--- Data records ---

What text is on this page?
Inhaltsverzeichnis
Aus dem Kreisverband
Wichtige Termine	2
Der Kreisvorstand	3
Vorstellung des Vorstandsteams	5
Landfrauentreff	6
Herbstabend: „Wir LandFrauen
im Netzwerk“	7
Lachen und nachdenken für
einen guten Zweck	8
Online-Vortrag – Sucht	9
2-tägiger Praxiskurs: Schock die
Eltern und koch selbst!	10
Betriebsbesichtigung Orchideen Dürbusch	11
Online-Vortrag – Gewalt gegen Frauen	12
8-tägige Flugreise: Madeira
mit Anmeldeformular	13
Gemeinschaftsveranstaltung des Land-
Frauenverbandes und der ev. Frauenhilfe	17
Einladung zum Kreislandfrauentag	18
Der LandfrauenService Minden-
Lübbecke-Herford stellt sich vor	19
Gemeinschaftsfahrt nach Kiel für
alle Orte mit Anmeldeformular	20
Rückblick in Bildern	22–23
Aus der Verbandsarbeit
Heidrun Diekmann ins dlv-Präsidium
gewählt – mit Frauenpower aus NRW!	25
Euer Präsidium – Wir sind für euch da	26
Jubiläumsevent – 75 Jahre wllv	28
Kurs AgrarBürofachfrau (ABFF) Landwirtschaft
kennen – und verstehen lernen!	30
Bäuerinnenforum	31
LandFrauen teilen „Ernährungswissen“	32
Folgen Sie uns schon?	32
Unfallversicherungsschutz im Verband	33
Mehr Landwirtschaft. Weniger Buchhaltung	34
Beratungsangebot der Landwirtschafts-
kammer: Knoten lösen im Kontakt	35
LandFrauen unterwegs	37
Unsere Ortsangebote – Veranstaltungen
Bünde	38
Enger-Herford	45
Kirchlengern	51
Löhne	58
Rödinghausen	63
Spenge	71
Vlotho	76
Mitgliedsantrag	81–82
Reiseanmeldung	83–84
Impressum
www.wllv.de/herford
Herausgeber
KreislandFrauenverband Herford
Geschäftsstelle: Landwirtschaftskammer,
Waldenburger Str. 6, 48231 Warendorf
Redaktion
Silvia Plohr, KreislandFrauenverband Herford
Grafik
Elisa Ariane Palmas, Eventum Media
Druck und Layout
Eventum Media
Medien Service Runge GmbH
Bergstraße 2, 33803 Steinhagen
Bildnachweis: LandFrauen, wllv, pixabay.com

--- Stated task ---
Collect every line with the string "Anmeldeformular" from the records, and copy each.

--- The response ---
mit Anmeldeformular	13
alle Orte mit Anmeldeformular	20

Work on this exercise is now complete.